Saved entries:

****************

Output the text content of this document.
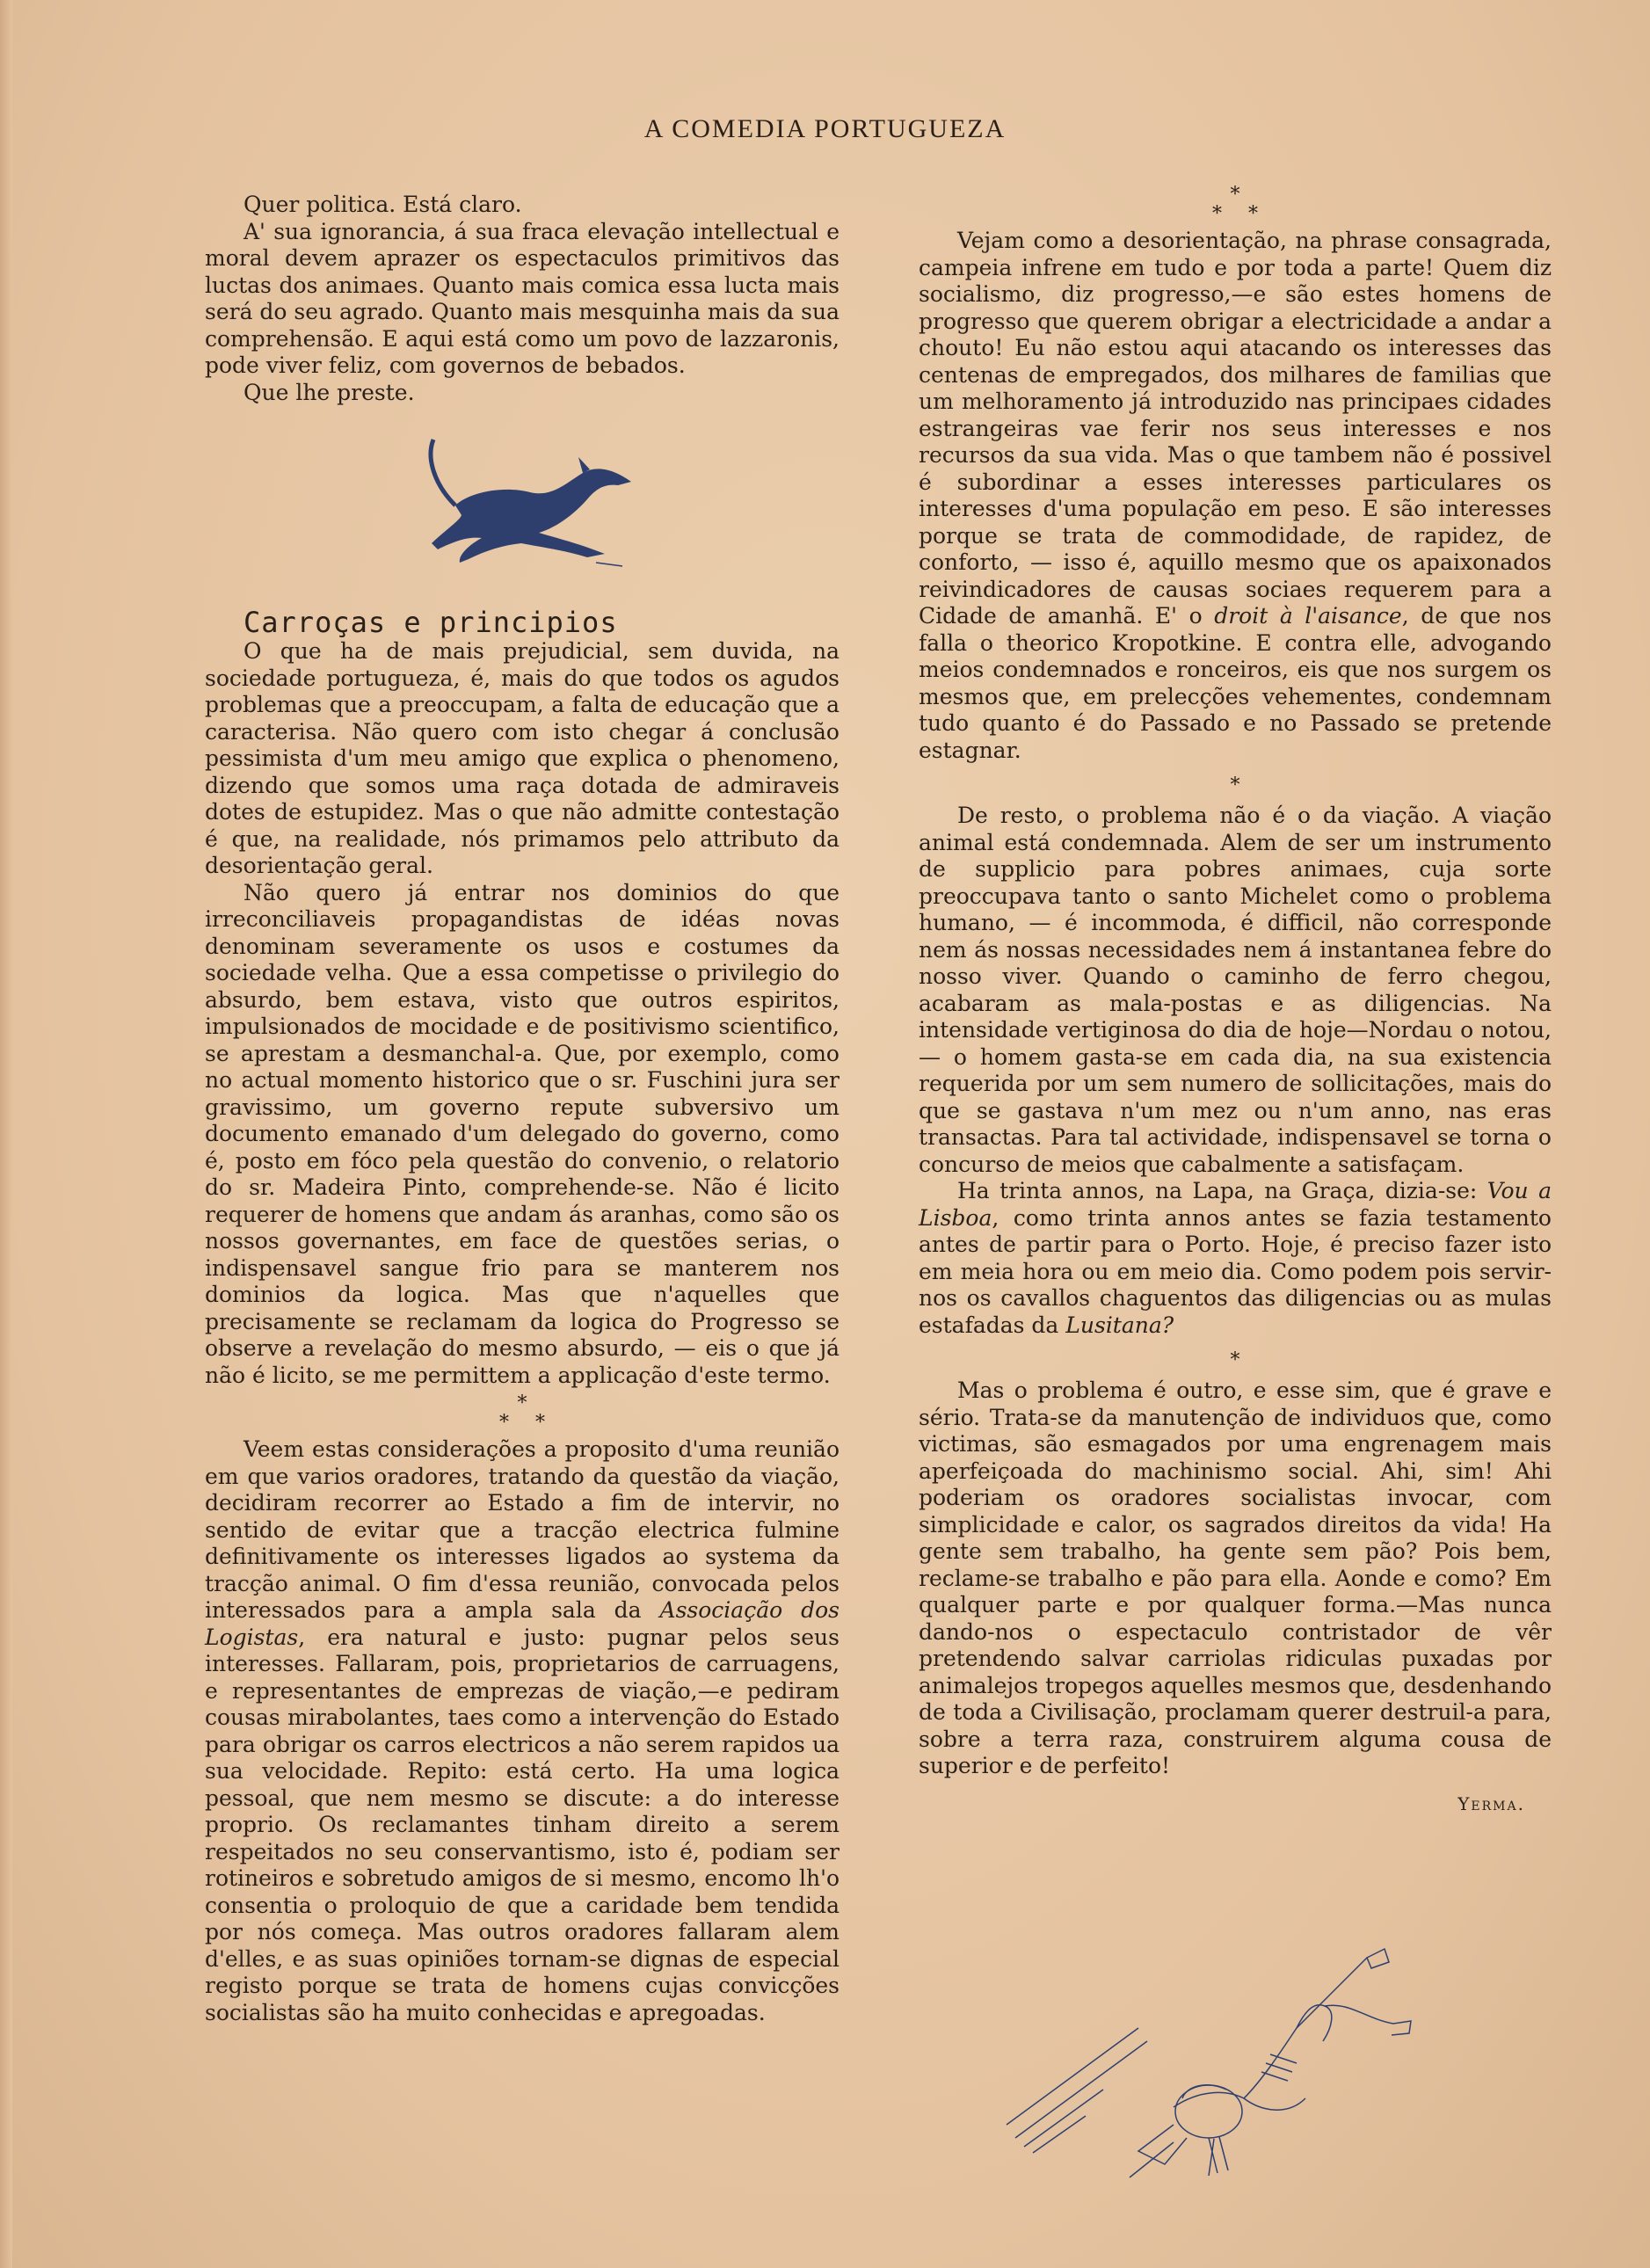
A COMEDIA PORTUGUEZA

Quer politica. Está claro.

A' sua ignorancia, á sua fraca elevação intellectual e moral devem aprazer os espectaculos primitivos das luctas dos animaes. Quanto mais comica essa lucta mais será do seu agrado. Quanto mais mesquinha mais da sua comprehensão. E aqui está como um povo de lazzaronis, pode viver feliz, com governos de bebados.

Que lhe preste.

Carroças e principios

O que ha de mais prejudicial, sem duvida, na sociedade portugueza, é, mais do que todos os agudos problemas que a preoccupam, a falta de educação que a caracterisa. Não quero com isto chegar á conclusão pessimista d'um meu amigo que explica o phenomeno, dizendo que somos uma raça dotada de admiraveis dotes de estupidez. Mas o que não admitte contestação é que, na realidade, nós primamos pelo attributo da desorientação geral.

Não quero já entrar nos dominios do que irreconciliaveis propagandistas de idéas novas denominam severamente os usos e costumes da sociedade velha. Que a essa competisse o privilegio do absurdo, bem estava, visto que outros espiritos, impulsionados de mocidade e de positivismo scientifico, se aprestam a desmanchal-a. Que, por exemplo, como no actual momento historico que o sr. Fuschini jura ser gravissimo, um governo repute subversivo um documento emanado d'um delegado do governo, como é, posto em fóco pela questão do convenio, o relatorio do sr. Madeira Pinto, comprehende-se. Não é licito requerer de homens que andam ás aranhas, como são os nossos governantes, em face de questões serias, o indispensavel sangue frio para se manterem nos dominios da logica. Mas que n'aquelles que precisamente se reclamam da logica do Progresso se observe a revelação do mesmo absurdo, — eis o que já não é licito, se me permittem a applicação d'este termo.

*
**

Veem estas considerações a proposito d'uma reunião em que varios oradores, tratando da questão da viação, decidiram recorrer ao Estado a fim de intervir, no sentido de evitar que a tracção electrica fulmine definitivamente os interesses ligados ao systema da tracção animal. O fim d'essa reunião, convocada pelos interessados para a ampla sala da Associação dos Logistas, era natural e justo: pugnar pelos seus interesses. Fallaram, pois, proprietarios de carruagens, e representantes de emprezas de viação,—e pediram cousas mirabolantes, taes como a intervenção do Estado para obrigar os carros electricos a não serem rapidos ua sua velocidade. Repito: está certo. Ha uma logica pessoal, que nem mesmo se discute: a do interesse proprio. Os reclamantes tinham direito a serem respeitados no seu conservantismo, isto é, podiam ser rotineiros e sobretudo amigos de si mesmo, encomo lh'o consentia o proloquio de que a caridade bem tendida por nós começa. Mas outros oradores fallaram alem d'elles, e as suas opiniões tornam-se dignas de especial registo porque se trata de homens cujas convicções socialistas são ha muito conhecidas e apregoadas.

*
**

Vejam como a desorientação, na phrase consagrada, campeia infrene em tudo e por toda a parte! Quem diz socialismo, diz progresso,—e são estes homens de progresso que querem obrigar a electricidade a andar a chouto! Eu não estou aqui atacando os interesses das centenas de empregados, dos milhares de familias que um melhoramento já introduzido nas principaes cidades estrangeiras vae ferir nos seus interesses e nos recursos da sua vida. Mas o que tambem não é possivel é subordinar a esses interesses particulares os interesses d'uma população em peso. E são interesses porque se trata de commodidade, de rapidez, de conforto, — isso é, aquillo mesmo que os apaixonados reivindicadores de causas sociaes requerem para a Cidade de amanhã. E' o droit à l'aisance, de que nos falla o theorico Kropotkine. E contra elle, advogando meios condemnados e ronceiros, eis que nos surgem os mesmos que, em prelecções vehementes, condemnam tudo quanto é do Passado e no Passado se pretende estagnar.

*

De resto, o problema não é o da viação. A viação animal está condemnada. Alem de ser um instrumento de supplicio para pobres animaes, cuja sorte preoccupava tanto o santo Michelet como o problema humano, — é incommoda, é difficil, não corresponde nem ás nossas necessidades nem á instantanea febre do nosso viver. Quando o caminho de ferro chegou, acabaram as mala-postas e as diligencias. Na intensidade vertiginosa do dia de hoje—Nordau o notou, — o homem gasta-se em cada dia, na sua existencia requerida por um sem numero de sollicitações, mais do que se gastava n'um mez ou n'um anno, nas eras transactas. Para tal actividade, indispensavel se torna o concurso de meios que cabalmente a satisfaçam.

Ha trinta annos, na Lapa, na Graça, dizia-se: Vou a Lisboa, como trinta annos antes se fazia testamento antes de partir para o Porto. Hoje, é preciso fazer isto em meia hora ou em meio dia. Como podem pois servir-nos os cavallos chaguentos das diligencias ou as mulas estafadas da Lusitana?

*

Mas o problema é outro, e esse sim, que é grave e sério. Trata-se da manutenção de individuos que, como victimas, são esmagados por uma engrenagem mais aperfeiçoada do machinismo social. Ahi, sim! Ahi poderiam os oradores socialistas invocar, com simplicidade e calor, os sagrados direitos da vida! Ha gente sem trabalho, ha gente sem pão? Pois bem, reclame-se trabalho e pão para ella. Aonde e como? Em qualquer parte e por qualquer forma.—Mas nunca dando-nos o espectaculo contristador de vêr pretendendo salvar carriolas ridiculas puxadas por animalejos tropegos aquelles mesmos que, desdenhando de toda a Civilisação, proclamam querer destruil-a para, sobre a terra raza, construirem alguma cousa de superior e de perfeito!

Yerma.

****************

* **DIRECTIONS FOR THIS TASK**
Print the full listing exactly, dropping the pictures.

* **FULL OUTPUT**
Output the text content of this document.
A COMEDIA PORTUGUEZA

Quer politica. Está claro.

A' sua ignorancia, á sua fraca elevação intellectual e moral devem aprazer os espectaculos primitivos das luctas dos animaes. Quanto mais comica essa lucta mais será do seu agrado. Quanto mais mesquinha mais da sua comprehensão. E aqui está como um povo de lazzaronis, pode viver feliz, com governos de bebados.

Que lhe preste.

Carroças e principios

O que ha de mais prejudicial, sem duvida, na sociedade portugueza, é, mais do que todos os agudos problemas que a preoccupam, a falta de educação que a caracterisa. Não quero com isto chegar á conclusão pessimista d'um meu amigo que explica o phenomeno, dizendo que somos uma raça dotada de admiraveis dotes de estupidez. Mas o que não admitte contestação é que, na realidade, nós primamos pelo attributo da desorientação geral.

Não quero já entrar nos dominios do que irreconciliaveis propagandistas de idéas novas denominam severamente os usos e costumes da sociedade velha. Que a essa competisse o privilegio do absurdo, bem estava, visto que outros espiritos, impulsionados de mocidade e de positivismo scientifico, se aprestam a desmanchal-a. Que, por exemplo, como no actual momento historico que o sr. Fuschini jura ser gravissimo, um governo repute subversivo um documento emanado d'um delegado do governo, como é, posto em fóco pela questão do convenio, o relatorio do sr. Madeira Pinto, comprehende-se. Não é licito requerer de homens que andam ás aranhas, como são os nossos governantes, em face de questões serias, o indispensavel sangue frio para se manterem nos dominios da logica. Mas que n'aquelles que precisamente se reclamam da logica do Progresso se observe a revelação do mesmo absurdo, — eis o que já não é licito, se me permittem a applicação d'este termo.

*
**

Veem estas considerações a proposito d'uma reunião em que varios oradores, tratando da questão da viação, decidiram recorrer ao Estado a fim de intervir, no sentido de evitar que a tracção electrica fulmine definitivamente os interesses ligados ao systema da tracção animal. O fim d'essa reunião, convocada pelos interessados para a ampla sala da Associação dos Logistas, era natural e justo: pugnar pelos seus interesses. Fallaram, pois, proprietarios de carruagens, e representantes de emprezas de viação,—e pediram cousas mirabolantes, taes como a intervenção do Estado para obrigar os carros electricos a não serem rapidos ua sua velocidade. Repito: está certo. Ha uma logica pessoal, que nem mesmo se discute: a do interesse proprio. Os reclamantes tinham direito a serem respeitados no seu conservantismo, isto é, podiam ser rotineiros e sobretudo amigos de si mesmo, encomo lh'o consentia o proloquio de que a caridade bem tendida por nós começa. Mas outros oradores fallaram alem d'elles, e as suas opiniões tornam-se dignas de especial registo porque se trata de homens cujas convicções socialistas são ha muito conhecidas e apregoadas.

*
**

Vejam como a desorientação, na phrase consagrada, campeia infrene em tudo e por toda a parte! Quem diz socialismo, diz progresso,—e são estes homens de progresso que querem obrigar a electricidade a andar a chouto! Eu não estou aqui atacando os interesses das centenas de empregados, dos milhares de familias que um melhoramento já introduzido nas principaes cidades estrangeiras vae ferir nos seus interesses e nos recursos da sua vida. Mas o que tambem não é possivel é subordinar a esses interesses particulares os interesses d'uma população em peso. E são interesses porque se trata de commodidade, de rapidez, de conforto, — isso é, aquillo mesmo que os apaixonados reivindicadores de causas sociaes requerem para a Cidade de amanhã. E' o droit à l'aisance, de que nos falla o theorico Kropotkine. E contra elle, advogando meios condemnados e ronceiros, eis que nos surgem os mesmos que, em prelecções vehementes, condemnam tudo quanto é do Passado e no Passado se pretende estagnar.

*

De resto, o problema não é o da viação. A viação animal está condemnada. Alem de ser um instrumento de supplicio para pobres animaes, cuja sorte preoccupava tanto o santo Michelet como o problema humano, — é incommoda, é difficil, não corresponde nem ás nossas necessidades nem á instantanea febre do nosso viver. Quando o caminho de ferro chegou, acabaram as mala-postas e as diligencias. Na intensidade vertiginosa do dia de hoje—Nordau o notou, — o homem gasta-se em cada dia, na sua existencia requerida por um sem numero de sollicitações, mais do que se gastava n'um mez ou n'um anno, nas eras transactas. Para tal actividade, indispensavel se torna o concurso de meios que cabalmente a satisfaçam.

Ha trinta annos, na Lapa, na Graça, dizia-se: Vou a Lisboa, como trinta annos antes se fazia testamento antes de partir para o Porto. Hoje, é preciso fazer isto em meia hora ou em meio dia. Como podem pois servir-nos os cavallos chaguentos das diligencias ou as mulas estafadas da Lusitana?

*

Mas o problema é outro, e esse sim, que é grave e sério. Trata-se da manutenção de individuos que, como victimas, são esmagados por uma engrenagem mais aperfeiçoada do machinismo social. Ahi, sim! Ahi poderiam os oradores socialistas invocar, com simplicidade e calor, os sagrados direitos da vida! Ha gente sem trabalho, ha gente sem pão? Pois bem, reclame-se trabalho e pão para ella. Aonde e como? Em qualquer parte e por qualquer forma.—Mas nunca dando-nos o espectaculo contristador de vêr pretendendo salvar carriolas ridiculas puxadas por animalejos tropegos aquelles mesmos que, desdenhando de toda a Civilisação, proclamam querer destruil-a para, sobre a terra raza, construirem alguma cousa de superior e de perfeito!

Yerma.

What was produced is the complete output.